=== Input records ===

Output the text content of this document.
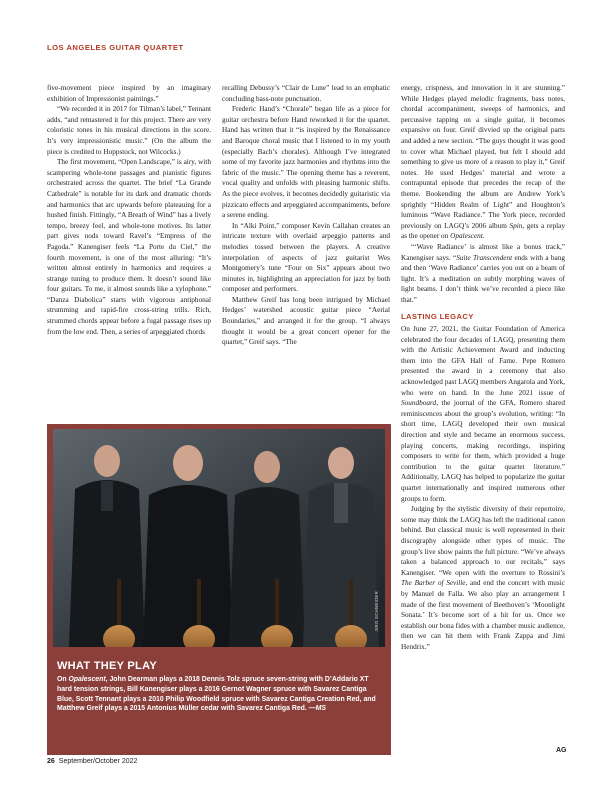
LOS ANGELES GUITAR QUARTET

five-movement piece inspired by an imaginary exhibition of Impressionist paintings.”

“We recorded it in 2017 for Tilman’s label,” Tennant adds, “and remastered it for this project. There are very coloristic tones in his musical directions in the score. It’s very impressionistic music.” (On the album the piece is credited to Hoppstock, not Wilcocks.)

The first movement, “Open Landscape,” is airy, with scampering whole-tone passages and pianistic figures orchestrated across the quartet. The brief “La Grande Cathedrale” is notable for its dark and dramatic chords and harmonics that arc upwards before plateauing for a hushed finish. Fittingly, “A Breath of Wind” has a lively tempo, breezy feel, and whole-tone motives. Its latter part gives nods toward Ravel’s “Empress of the Pagoda.” Kanengiser feels “La Porte du Ciel,” the fourth movement, is one of the most alluring: “It’s written almost entirely in harmonics and requires a strange tuning to produce them. It doesn’t sound like four guitars. To me, it almost sounds like a xylophone.” “Danza Diabolica” starts with vigorous antiphonal strumming and rapid-fire cross-string trills. Rich, strummed chords appear before a fugal passage rises up from the low end. Then, a series of arpeggiated chords

recalling Debussy’s “Clair de Lune” lead to an emphatic concluding bass-note punctuation.

Frederic Hand’s “Chorale” began life as a piece for guitar orchestra before Hand reworked it for the quartet. Hand has written that it “is inspired by the Renaissance and Baroque choral music that I listened to in my youth (especially Bach’s chorales). Although I’ve integrated some of my favorite jazz harmonies and rhythms into the fabric of the music.” The opening theme has a reverent, vocal quality and unfolds with pleasing harmonic shifts. As the piece evolves, it becomes decidedly guitaristic via pizzicato effects and arpeggiated accompaniments, before a serene ending.

In “Alki Point,” composer Kevin Callahan creates an intricate texture with overlaid arpeggio patterns and melodies tossed between the players. A creative interpolation of aspects of jazz guitarist Wes Montgomery’s tune “Four on Six” appears about two minutes in, highlighting an appreciation for jazz by both composer and performers.

Matthew Greif has long been intrigued by Michael Hedges’ watershed acoustic guitar piece “Aerial Boundaries,” and arranged it for the group. “I always thought it would be a great concert opener for the quartet,” Greif says. “The

energy, crispness, and innovation in it are stunning.” While Hedges played melodic fragments, bass notes, chordal accompaniment, sweeps of harmonics, and percussive tapping on a single guitar, it becomes expansive on four. Greif divvied up the original parts and added a new section. “The guys thought it was good to cover what Michael played, but felt I should add something to give us more of a reason to play it,” Greif notes. He used Hedges’ material and wrote a contrapuntal episode that precedes the recap of the theme. Bookending the album are Andrew York’s sprightly “Hidden Realm of Light” and Houghton’s luminous “Wave Radiance.” The York piece, recorded previously on LAGQ’s 2006 album Spin, gets a replay as the opener on Opalescent.

“‘Wave Radiance’ is almost like a bonus track,” Kanengiser says. “Suite Transcendent ends with a bang and then ‘Wave Radiance’ carries you out on a beam of light. It’s a meditation on subtly morphing waves of light beams. I don’t think we’ve recorded a piece like that.”

LASTING LEGACY

On June 27, 2021, the Guitar Foundation of America celebrated the four decades of LAGQ, presenting them with the Artistic Achievement Award and inducting them into the GFA Hall of Fame. Pepe Romero presented the award in a ceremony that also acknowledged past LAGQ members Angarola and York, who were on hand. In the June 2021 issue of Soundboard, the journal of the GFA, Romero shared reminiscences about the group’s evolution, writing: “In short time, LAGQ developed their own musical direction and style and became an enormous success, playing concerts, making recordings, inspiring composers to write for them, which provided a huge contribution to the guitar quartet literature.” Additionally, LAGQ has helped to popularize the guitar quartet internationally and inspired numerous other groups to form.

Judging by the stylistic diversity of their repertoire, some may think the LAGQ has left the traditional canon behind. But classical music is well represented in their discography alongside other types of music. The group’s live show paints the full picture. “We’ve always taken a balanced approach to our recitals,” says Kanengiser. “We open with the overture to Rossini’s The Barber of Seville, and end the concert with music by Manuel de Falla. We also play an arrangement I made of the first movement of Beethoven’s ‘Moonlight Sonata.’ It’s become sort of a hit for us. Once we establish our bona fides with a chamber music audience, then we can hit them with Frank Zappa and Jimi Hendrix.”

JIRO SCHNEIDER
WHAT THEY PLAY
On Opalescent, John Dearman plays a 2018 Dennis Tolz spruce seven-string with D’Addario XT hard tension strings, Bill Kanengiser plays a 2016 Gernot Wagner spruce with Savarez Cantiga Blue, Scott Tennant plays a 2010 Philip Woodfield spruce with Savarez Cantiga Creation Red, and Matthew Greif plays a 2015 Antonius Müller cedar with Savarez Cantiga Red. —MS
AG
26 September/October 2022
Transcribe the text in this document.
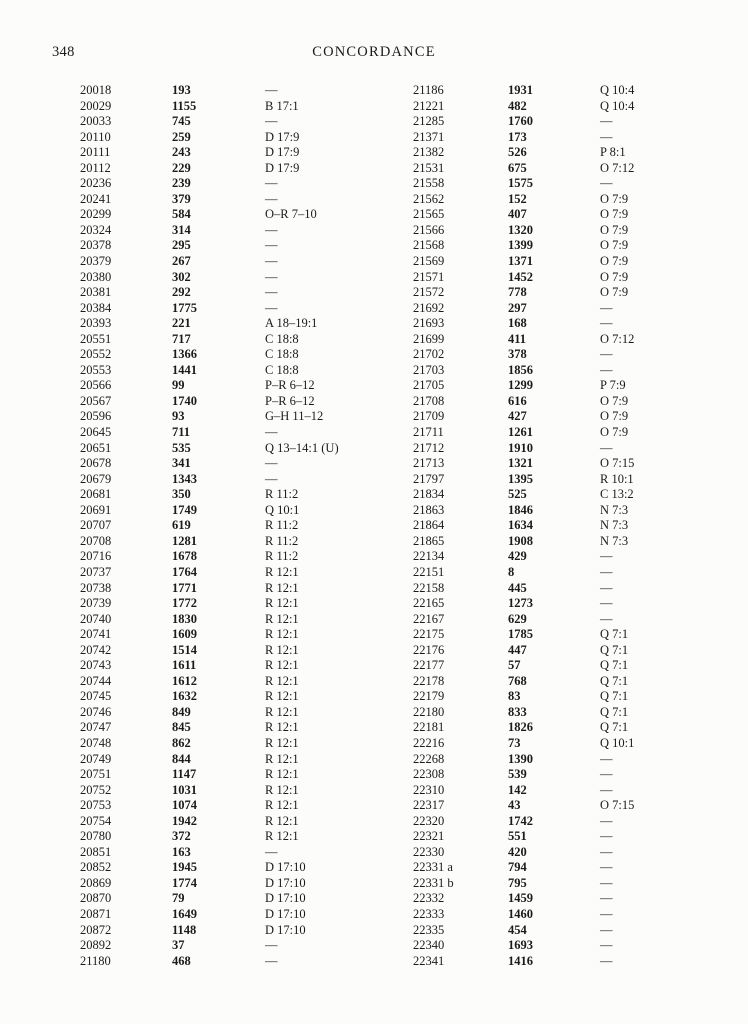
348	CONCORDANCE
20018	193	—
20029	1155	B 17:1
20033	745	—
20110	259	D 17:9
20111	243	D 17:9
20112	229	D 17:9
20236	239	—
20241	379	—
20299	584	O–R 7–10
20324	314	—
20378	295	—
20379	267	—
20380	302	—
20381	292	—
20384	1775	—
20393	221	A 18–19:1
20551	717	C 18:8
20552	1366	C 18:8
20553	1441	C 18:8
20566	99	P–R 6–12
20567	1740	P–R 6–12
20596	93	G–H 11–12
20645	711	—
20651	535	Q 13–14:1 (U)
20678	341	—
20679	1343	—
20681	350	R 11:2
20691	1749	Q 10:1
20707	619	R 11:2
20708	1281	R 11:2
20716	1678	R 11:2
20737	1764	R 12:1
20738	1771	R 12:1
20739	1772	R 12:1
20740	1830	R 12:1
20741	1609	R 12:1
20742	1514	R 12:1
20743	1611	R 12:1
20744	1612	R 12:1
20745	1632	R 12:1
20746	849	R 12:1
20747	845	R 12:1
20748	862	R 12:1
20749	844	R 12:1
20751	1147	R 12:1
20752	1031	R 12:1
20753	1074	R 12:1
20754	1942	R 12:1
20780	372	R 12:1
20851	163	—
20852	1945	D 17:10
20869	1774	D 17:10
20870	79	D 17:10
20871	1649	D 17:10
20872	1148	D 17:10
20892	37	—
21180	468	—
21186	1931	Q 10:4
21221	482	Q 10:4
21285	1760	—
21371	173	—
21382	526	P 8:1
21531	675	O 7:12
21558	1575	—
21562	152	O 7:9
21565	407	O 7:9
21566	1320	O 7:9
21568	1399	O 7:9
21569	1371	O 7:9
21571	1452	O 7:9
21572	778	O 7:9
21692	297	—
21693	168	—
21699	411	O 7:12
21702	378	—
21703	1856	—
21705	1299	P 7:9
21708	616	O 7:9
21709	427	O 7:9
21711	1261	O 7:9
21712	1910	—
21713	1321	O 7:15
21797	1395	R 10:1
21834	525	C 13:2
21863	1846	N 7:3
21864	1634	N 7:3
21865	1908	N 7:3
22134	429	—
22151	8	—
22158	445	—
22165	1273	—
22167	629	—
22175	1785	Q 7:1
22176	447	Q 7:1
22177	57	Q 7:1
22178	768	Q 7:1
22179	83	Q 7:1
22180	833	Q 7:1
22181	1826	Q 7:1
22216	73	Q 10:1
22268	1390	—
22308	539	—
22310	142	—
22317	43	O 7:15
22320	1742	—
22321	551	—
22330	420	—
22331 a	794	—
22331 b	795	—
22332	1459	—
22333	1460	—
22335	454	—
22340	1693	—
22341	1416	—
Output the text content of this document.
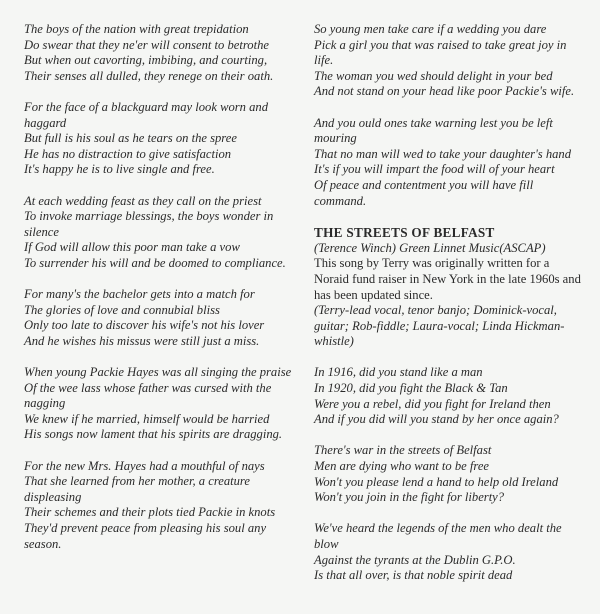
The boys of the nation with great trepidation
Do swear that they ne'er will consent to betrothe
But when out cavorting, imbibing, and courting,
Their senses all dulled, they renege on their oath.
For the face of a blackguard may look worn and haggard
But full is his soul as he tears on the spree
He has no distraction to give satisfaction
It's happy he is to live single and free.
At each wedding feast as they call on the priest
To invoke marriage blessings, the boys wonder in silence
If God will allow this poor man take a vow
To surrender his will and be doomed to compliance.
For many's the bachelor gets into a match for
The glories of love and connubial bliss
Only too late to discover his wife's not his lover
And he wishes his missus were still just a miss.
When young Packie Hayes was all singing the praise
Of the wee lass whose father was cursed with the nagging
We knew if he married, himself would be harried
His songs now lament that his spirits are dragging.
For the new Mrs. Hayes had a mouthful of nays
That she learned from her mother, a creature displeasing
Their schemes and their plots tied Packie in knots
They'd prevent peace from pleasing his soul any season.
So young men take care if a wedding you dare
Pick a girl you that was raised to take great joy in life.
The woman you wed should delight in your bed
And not stand on your head like poor Packie's wife.
And you ould ones take warning lest you be left mouring
That no man will wed to take your daughter's hand
It's if you will impart the food will of your heart
Of peace and contentment you will have fill command.
THE STREETS OF BELFAST
(Terence Winch) Green Linnet Music(ASCAP)
This song by Terry was originally written for a Noraid fund raiser in New York in the late 1960s and has been updated since.
(Terry-lead vocal, tenor banjo; Dominick-vocal, guitar; Rob-fiddle; Laura-vocal; Linda Hickman-whistle)
In 1916, did you stand like a man
In 1920, did you fight the Black & Tan
Were you a rebel, did you fight for Ireland then
And if you did will you stand by her once again?
There's war in the streets of Belfast
Men are dying who want to be free
Won't you please lend a hand to help old Ireland
Won't you join in the fight for liberty?
We've heard the legends of the men who dealt the blow
Against the tyrants at the Dublin G.P.O.
Is that all over, is that noble spirit dead
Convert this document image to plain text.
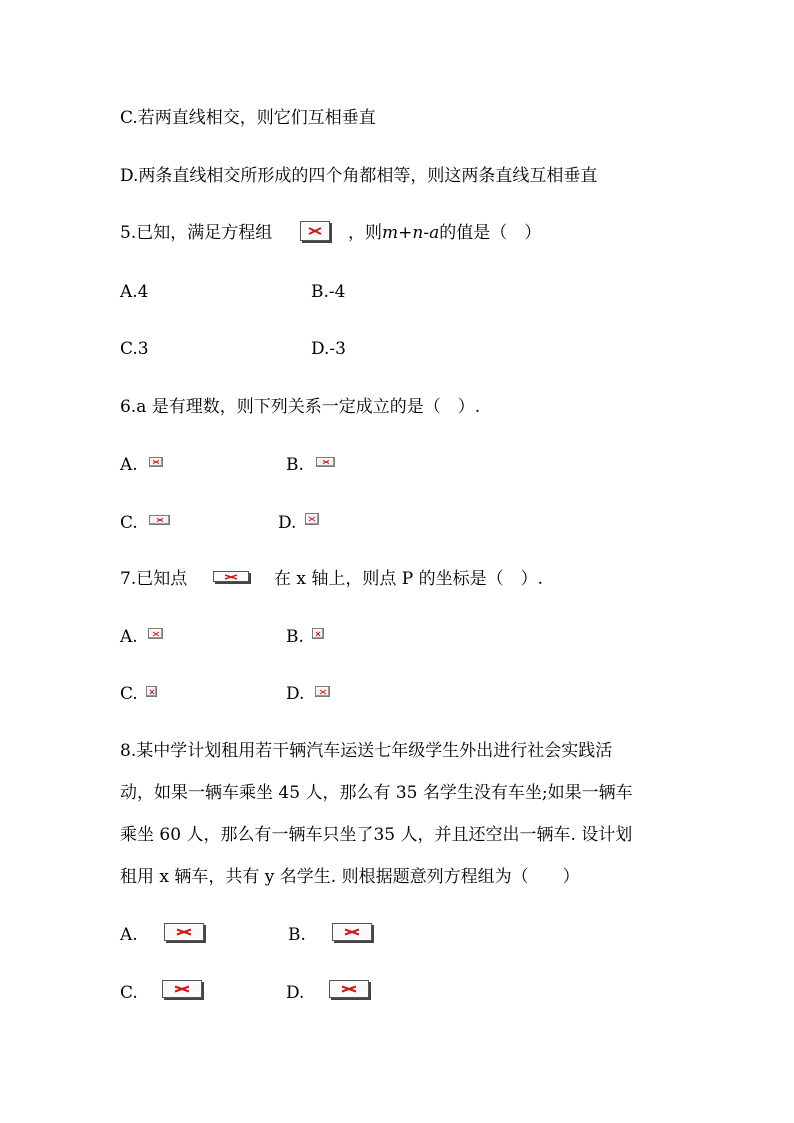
C.若两直线相交，则它们互相垂直
D.两条直线相交所形成的四个角都相等，则这两条直线互相垂直
5.已知，满足方程组	，则m+n-a的值是（　）
A.4	B.-4
C.3	D.-3
6.a 是有理数，则下列关系一定成立的是（　）.
A.	B.
C.	D.
7.已知点	在 x 轴上，则点 P 的坐标是（　）.
A.	B.
C.	D.
8.某中学计划租用若干辆汽车运送七年级学生外出进行社会实践活
动，如果一辆车乘坐 45 人，那么有 35 名学生没有车坐;如果一辆车
乘坐 60 人，那么有一辆车只坐了35 人，并且还空出一辆车. 设计划
租用 x 辆车，共有 y 名学生. 则根据题意列方程组为（　　）
A.	B.
C.	D.
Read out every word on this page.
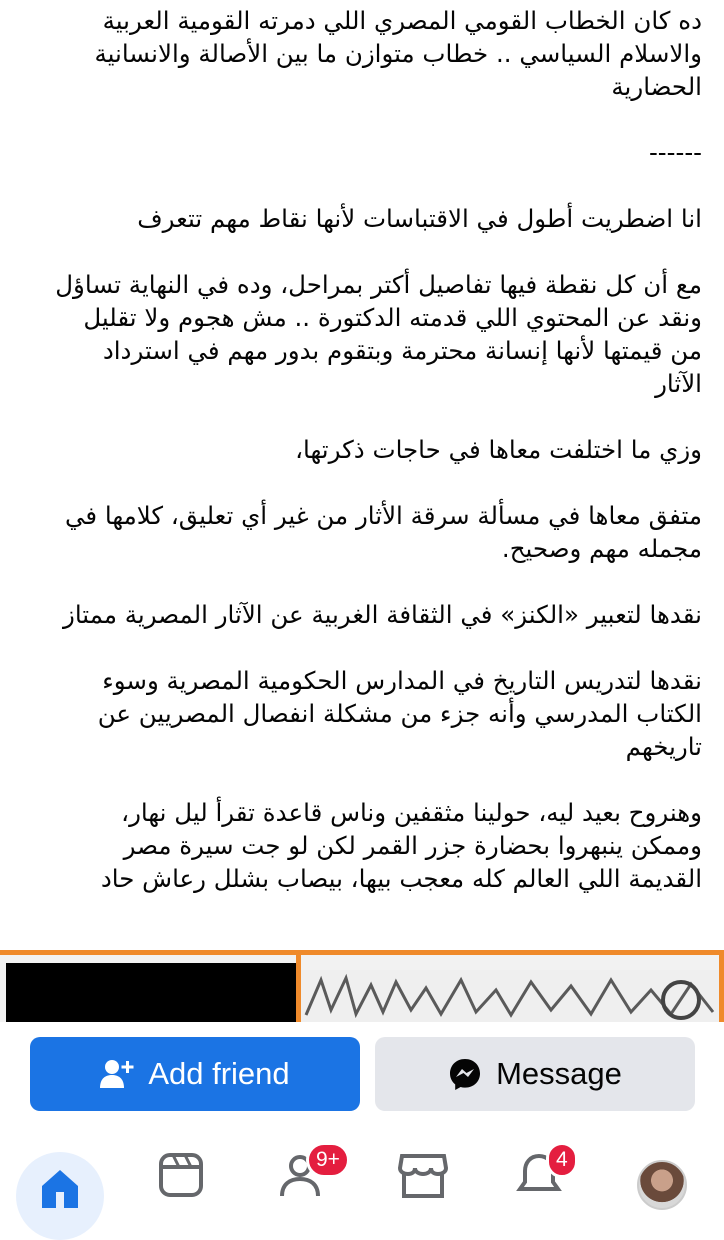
ده كان الخطاب القومي المصري اللي دمرته القومية العربية
والاسلام السياسي .. خطاب متوازن ما بين الأصالة والانسانية
الحضارية

------

انا اضطريت أطول في الاقتباسات لأنها نقاط مهم تتعرف

مع أن كل نقطة فيها تفاصيل أكتر بمراحل، وده في النهاية تساؤل
ونقد عن المحتوي اللي قدمته الدكتورة .. مش هجوم ولا تقليل
من قيمتها لأنها إنسانة محترمة وبتقوم بدور مهم في استرداد
الآثار

وزي ما اختلفت معاها في حاجات ذكرتها،

متفق معاها في مسألة سرقة الأثار من غير أي تعليق، كلامها في
مجمله مهم وصحيح.

نقدها لتعبير «الكنز» في الثقافة الغربية عن الآثار المصرية ممتاز

نقدها لتدريس التاريخ في المدارس الحكومية المصرية وسوء
الكتاب المدرسي وأنه جزء من مشكلة انفصال المصريين عن
تاريخهم

وهنروح بعيد ليه، حولينا مثقفين وناس قاعدة تقرأ ليل نهار،
وممكن ينبهروا بحضارة جزر القمر لكن لو جت سيرة مصر
القديمة اللي العالم كله معجب بيها، بيصاب بشلل رعاش حاد

Add friend	Message
9+	4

===

Show each line in the entries that holds the string "bass".

recalling Debussy’s “Clair de Lune” lead to an emphatic concluding bass-note punctuation.
energy, crispness, and innovation in it are stunning.” While Hedges played melodic fragments, bass notes, chordal accompaniment, sweeps of harmonics, and percussive tapping on a single guitar, it becomes expansive on four. Greif divvied up the original parts and added a new section. “The guys thought it was good to cover what Michael played, but felt I should add something to give us more of a reason to play it,” Greif notes. He used Hedges’ material and wrote a contrapuntal episode that precedes the recap of the theme. Bookending the album are Andrew York’s sprightly “Hidden Realm of Light” and Houghton’s luminous “Wave Radiance.” The York piece, recorded previously on LAGQ’s 2006 album Spin, gets a replay as the opener on Opalescent.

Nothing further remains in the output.